The problem:
Can all of these lines be returned exactly?

—————

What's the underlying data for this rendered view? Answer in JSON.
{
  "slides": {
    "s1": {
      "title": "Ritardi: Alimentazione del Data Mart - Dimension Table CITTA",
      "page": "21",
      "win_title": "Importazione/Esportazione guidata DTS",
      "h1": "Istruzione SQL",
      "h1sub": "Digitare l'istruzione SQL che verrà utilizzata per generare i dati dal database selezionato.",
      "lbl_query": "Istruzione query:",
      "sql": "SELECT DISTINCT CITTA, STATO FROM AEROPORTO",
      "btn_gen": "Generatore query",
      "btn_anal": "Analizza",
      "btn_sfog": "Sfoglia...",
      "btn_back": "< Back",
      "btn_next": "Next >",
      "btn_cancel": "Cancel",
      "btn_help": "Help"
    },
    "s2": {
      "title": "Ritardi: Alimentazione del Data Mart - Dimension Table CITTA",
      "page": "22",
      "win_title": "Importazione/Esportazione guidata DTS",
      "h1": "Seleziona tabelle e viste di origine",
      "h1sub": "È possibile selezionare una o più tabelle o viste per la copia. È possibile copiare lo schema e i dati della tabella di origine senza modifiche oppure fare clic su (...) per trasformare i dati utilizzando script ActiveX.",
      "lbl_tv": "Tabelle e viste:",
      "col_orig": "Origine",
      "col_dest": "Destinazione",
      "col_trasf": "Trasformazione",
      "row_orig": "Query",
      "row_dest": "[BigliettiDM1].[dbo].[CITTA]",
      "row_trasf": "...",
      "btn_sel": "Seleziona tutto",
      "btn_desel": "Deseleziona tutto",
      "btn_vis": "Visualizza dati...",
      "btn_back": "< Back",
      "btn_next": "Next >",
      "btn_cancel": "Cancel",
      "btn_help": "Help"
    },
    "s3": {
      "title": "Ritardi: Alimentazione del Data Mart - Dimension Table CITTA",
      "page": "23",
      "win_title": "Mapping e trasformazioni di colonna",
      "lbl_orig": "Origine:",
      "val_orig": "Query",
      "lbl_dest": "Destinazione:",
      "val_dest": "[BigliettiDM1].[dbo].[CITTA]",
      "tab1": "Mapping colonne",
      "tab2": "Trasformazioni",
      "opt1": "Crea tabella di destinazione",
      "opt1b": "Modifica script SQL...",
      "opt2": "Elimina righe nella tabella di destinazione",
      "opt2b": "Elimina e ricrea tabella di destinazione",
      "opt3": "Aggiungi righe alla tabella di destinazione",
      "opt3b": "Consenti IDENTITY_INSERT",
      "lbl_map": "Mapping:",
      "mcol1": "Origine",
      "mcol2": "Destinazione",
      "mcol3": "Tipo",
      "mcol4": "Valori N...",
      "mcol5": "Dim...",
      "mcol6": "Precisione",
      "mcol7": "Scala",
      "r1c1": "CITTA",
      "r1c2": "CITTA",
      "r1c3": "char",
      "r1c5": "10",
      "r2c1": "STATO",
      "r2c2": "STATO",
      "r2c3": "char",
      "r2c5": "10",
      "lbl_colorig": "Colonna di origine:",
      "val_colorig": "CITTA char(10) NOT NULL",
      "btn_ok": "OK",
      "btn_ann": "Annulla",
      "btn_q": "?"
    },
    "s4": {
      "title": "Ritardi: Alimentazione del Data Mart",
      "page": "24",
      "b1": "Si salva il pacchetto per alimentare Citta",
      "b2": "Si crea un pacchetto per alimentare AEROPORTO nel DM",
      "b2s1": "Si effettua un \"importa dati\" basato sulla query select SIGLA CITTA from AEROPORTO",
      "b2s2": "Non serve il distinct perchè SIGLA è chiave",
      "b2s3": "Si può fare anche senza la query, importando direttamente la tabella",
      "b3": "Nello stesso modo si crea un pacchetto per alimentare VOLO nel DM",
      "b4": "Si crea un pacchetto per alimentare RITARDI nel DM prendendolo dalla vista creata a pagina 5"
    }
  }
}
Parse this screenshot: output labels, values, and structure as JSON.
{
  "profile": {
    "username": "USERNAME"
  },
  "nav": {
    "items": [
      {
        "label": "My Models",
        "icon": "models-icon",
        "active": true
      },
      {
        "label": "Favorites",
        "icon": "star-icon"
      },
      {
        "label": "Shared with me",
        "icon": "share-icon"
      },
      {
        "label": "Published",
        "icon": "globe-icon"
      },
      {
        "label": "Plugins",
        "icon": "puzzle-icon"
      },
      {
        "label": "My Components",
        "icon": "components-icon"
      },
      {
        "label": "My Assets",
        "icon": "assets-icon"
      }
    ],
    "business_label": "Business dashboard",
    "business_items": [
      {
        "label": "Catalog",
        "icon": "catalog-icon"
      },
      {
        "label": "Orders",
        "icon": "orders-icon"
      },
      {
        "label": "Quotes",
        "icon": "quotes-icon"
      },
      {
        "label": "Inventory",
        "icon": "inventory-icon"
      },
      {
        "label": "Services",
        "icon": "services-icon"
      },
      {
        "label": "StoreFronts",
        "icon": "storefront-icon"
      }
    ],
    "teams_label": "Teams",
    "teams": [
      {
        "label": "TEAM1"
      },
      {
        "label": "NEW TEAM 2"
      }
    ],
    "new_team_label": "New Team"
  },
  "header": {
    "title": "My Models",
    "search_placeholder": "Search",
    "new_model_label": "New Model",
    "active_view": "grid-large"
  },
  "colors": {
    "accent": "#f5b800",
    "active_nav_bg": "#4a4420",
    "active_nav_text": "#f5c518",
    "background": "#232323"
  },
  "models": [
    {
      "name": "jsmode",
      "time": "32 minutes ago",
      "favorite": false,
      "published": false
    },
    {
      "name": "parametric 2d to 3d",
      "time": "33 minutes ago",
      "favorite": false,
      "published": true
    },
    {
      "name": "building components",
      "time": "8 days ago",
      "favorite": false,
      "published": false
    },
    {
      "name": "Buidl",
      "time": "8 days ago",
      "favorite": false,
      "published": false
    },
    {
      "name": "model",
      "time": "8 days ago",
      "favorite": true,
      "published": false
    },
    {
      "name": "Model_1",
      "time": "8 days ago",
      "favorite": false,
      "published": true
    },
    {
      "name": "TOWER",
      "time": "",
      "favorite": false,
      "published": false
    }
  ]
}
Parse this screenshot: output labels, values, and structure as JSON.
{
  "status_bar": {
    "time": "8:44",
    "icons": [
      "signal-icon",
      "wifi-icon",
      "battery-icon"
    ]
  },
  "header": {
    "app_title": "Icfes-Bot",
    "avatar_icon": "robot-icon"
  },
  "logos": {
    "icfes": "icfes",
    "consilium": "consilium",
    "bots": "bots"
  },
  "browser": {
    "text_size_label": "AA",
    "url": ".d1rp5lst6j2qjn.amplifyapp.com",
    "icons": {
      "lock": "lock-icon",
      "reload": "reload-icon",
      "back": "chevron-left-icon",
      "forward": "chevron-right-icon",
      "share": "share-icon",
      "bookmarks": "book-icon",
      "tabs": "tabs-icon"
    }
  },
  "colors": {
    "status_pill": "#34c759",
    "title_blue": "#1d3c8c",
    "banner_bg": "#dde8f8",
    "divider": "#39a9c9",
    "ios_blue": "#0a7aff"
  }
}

—————

Task solution:
What's the underlying data for this rendered view? Answer in JSON.
{
  "slides": {
    "s1": {
      "title": "Ritardi: Alimentazione del Data Mart - Dimension Table CITTA",
      "page": "21",
      "win_title": "Importazione/Esportazione guidata DTS",
      "h1": "Istruzione SQL",
      "h1sub": "Digitare l'istruzione SQL che verrà utilizzata per generare i dati dal database selezionato.",
      "lbl_query": "Istruzione query:",
      "sql": "SELECT DISTINCT CITTA, STATO FROM AEROPORTO",
      "btn_gen": "Generatore query",
      "btn_anal": "Analizza",
      "btn_sfog": "Sfoglia...",
      "btn_back": "< Back",
      "btn_next": "Next >",
      "btn_cancel": "Cancel",
      "btn_help": "Help"
    },
    "s2": {
      "title": "Ritardi: Alimentazione del Data Mart - Dimension Table CITTA",
      "page": "22",
      "win_title": "Importazione/Esportazione guidata DTS",
      "h1": "Seleziona tabelle e viste di origine",
      "h1sub": "È possibile selezionare una o più tabelle o viste per la copia. È possibile copiare lo schema e i dati della tabella di origine senza modifiche oppure fare clic su (...) per trasformare i dati utilizzando script ActiveX.",
      "lbl_tv": "Tabelle e viste:",
      "col_orig": "Origine",
      "col_dest": "Destinazione",
      "col_trasf": "Trasformazione",
      "row_orig": "Query",
      "row_dest": "[BigliettiDM1].[dbo].[CITTA]",
      "row_trasf": "...",
      "btn_sel": "Seleziona tutto",
      "btn_desel": "Deseleziona tutto",
      "btn_vis": "Visualizza dati...",
      "btn_back": "< Back",
      "btn_next": "Next >",
      "btn_cancel": "Cancel",
      "btn_help": "Help"
    },
    "s3": {
      "title": "Ritardi: Alimentazione del Data Mart - Dimension Table CITTA",
      "page": "23",
      "win_title": "Mapping e trasformazioni di colonna",
      "lbl_orig": "Origine:",
      "val_orig": "Query",
      "lbl_dest": "Destinazione:",
      "val_dest": "[BigliettiDM1].[dbo].[CITTA]",
      "tab1": "Mapping colonne",
      "tab2": "Trasformazioni",
      "opt1": "Crea tabella di destinazione",
      "opt1b": "Modifica script SQL...",
      "opt2": "Elimina righe nella tabella di destinazione",
      "opt2b": "Elimina e ricrea tabella di destinazione",
      "opt3": "Aggiungi righe alla tabella di destinazione",
      "opt3b": "Consenti IDENTITY_INSERT",
      "lbl_map": "Mapping:",
      "mcol1": "Origine",
      "mcol2": "Destinazione",
      "mcol3": "Tipo",
      "mcol4": "Valori N...",
      "mcol5": "Dim...",
      "mcol6": "Precisione",
      "mcol7": "Scala",
      "r1c1": "CITTA",
      "r1c2": "CITTA",
      "r1c3": "char",
      "r1c5": "10",
      "r2c1": "STATO",
      "r2c2": "STATO",
      "r2c3": "char",
      "r2c5": "10",
      "lbl_colorig": "Colonna di origine:",
      "val_colorig": "CITTA char(10) NOT NULL",
      "btn_ok": "OK",
      "btn_ann": "Annulla",
      "btn_q": "?"
    },
    "s4": {
      "title": "Ritardi: Alimentazione del Data Mart",
      "page": "24",
      "b1": "Si salva il pacchetto per alimentare Citta",
      "b2": "Si crea un pacchetto per alimentare AEROPORTO nel DM",
      "b2s1": "Si effettua un \"importa dati\" basato sulla query select SIGLA CITTA from AEROPORTO",
      "b2s2": "Non serve il distinct perchè SIGLA è chiave",
      "b2s3": "Si può fare anche senza la query, importando direttamente la tabella",
      "b3": "Nello stesso modo si crea un pacchetto per alimentare VOLO nel DM",
      "b4": "Si crea un pacchetto per alimentare RITARDI nel DM prendendolo dalla vista creata a pagina 5"
    }
  }
}
Parse this screenshot: output labels, values, and structure as JSON.
{
  "profile": {
    "username": "USERNAME"
  },
  "nav": {
    "items": [
      {
        "label": "My Models",
        "icon": "models-icon",
        "active": true
      },
      {
        "label": "Favorites",
        "icon": "star-icon"
      },
      {
        "label": "Shared with me",
        "icon": "share-icon"
      },
      {
        "label": "Published",
        "icon": "globe-icon"
      },
      {
        "label": "Plugins",
        "icon": "puzzle-icon"
      },
      {
        "label": "My Components",
        "icon": "components-icon"
      },
      {
        "label": "My Assets",
        "icon": "assets-icon"
      }
    ],
    "business_label": "Business dashboard",
    "business_items": [
      {
        "label": "Catalog",
        "icon": "catalog-icon"
      },
      {
        "label": "Orders",
        "icon": "orders-icon"
      },
      {
        "label": "Quotes",
        "icon": "quotes-icon"
      },
      {
        "label": "Inventory",
        "icon": "inventory-icon"
      },
      {
        "label": "Services",
        "icon": "services-icon"
      },
      {
        "label": "StoreFronts",
        "icon": "storefront-icon"
      }
    ],
    "teams_label": "Teams",
    "teams": [
      {
        "label": "TEAM1"
      },
      {
        "label": "NEW TEAM 2"
      }
    ],
    "new_team_label": "New Team"
  },
  "header": {
    "title": "My Models",
    "search_placeholder": "Search",
    "new_model_label": "New Model",
    "active_view": "grid-large"
  },
  "colors": {
    "accent": "#f5b800",
    "active_nav_bg": "#4a4420",
    "active_nav_text": "#f5c518",
    "background": "#232323"
  },
  "models": [
    {
      "name": "jsmode",
      "time": "32 minutes ago",
      "favorite": false,
      "published": false
    },
    {
      "name": "parametric 2d to 3d",
      "time": "33 minutes ago",
      "favorite": false,
      "published": true
    },
    {
      "name": "building components",
      "time": "8 days ago",
      "favorite": false,
      "published": false
    },
    {
      "name": "Buidl",
      "time": "8 days ago",
      "favorite": false,
      "published": false
    },
    {
      "name": "model",
      "time": "8 days ago",
      "favorite": true,
      "published": false
    },
    {
      "name": "Model_1",
      "time": "8 days ago",
      "favorite": false,
      "published": true
    },
    {
      "name": "TOWER",
      "time": "",
      "favorite": false,
      "published": false
    }
  ]
}
Parse this screenshot: output labels, values, and structure as JSON.
{
  "status_bar": {
    "time": "8:44",
    "icons": [
      "signal-icon",
      "wifi-icon",
      "battery-icon"
    ]
  },
  "header": {
    "app_title": "Icfes-Bot",
    "avatar_icon": "robot-icon"
  },
  "logos": {
    "icfes": "icfes",
    "consilium": "consilium",
    "bots": "bots"
  },
  "browser": {
    "text_size_label": "AA",
    "url": ".d1rp5lst6j2qjn.amplifyapp.com",
    "icons": {
      "lock": "lock-icon",
      "reload": "reload-icon",
      "back": "chevron-left-icon",
      "forward": "chevron-right-icon",
      "share": "share-icon",
      "bookmarks": "book-icon",
      "tabs": "tabs-icon"
    }
  },
  "colors": {
    "status_pill": "#34c759",
    "title_blue": "#1d3c8c",
    "banner_bg": "#dde8f8",
    "divider": "#39a9c9",
    "ios_blue": "#0a7aff"
  }
}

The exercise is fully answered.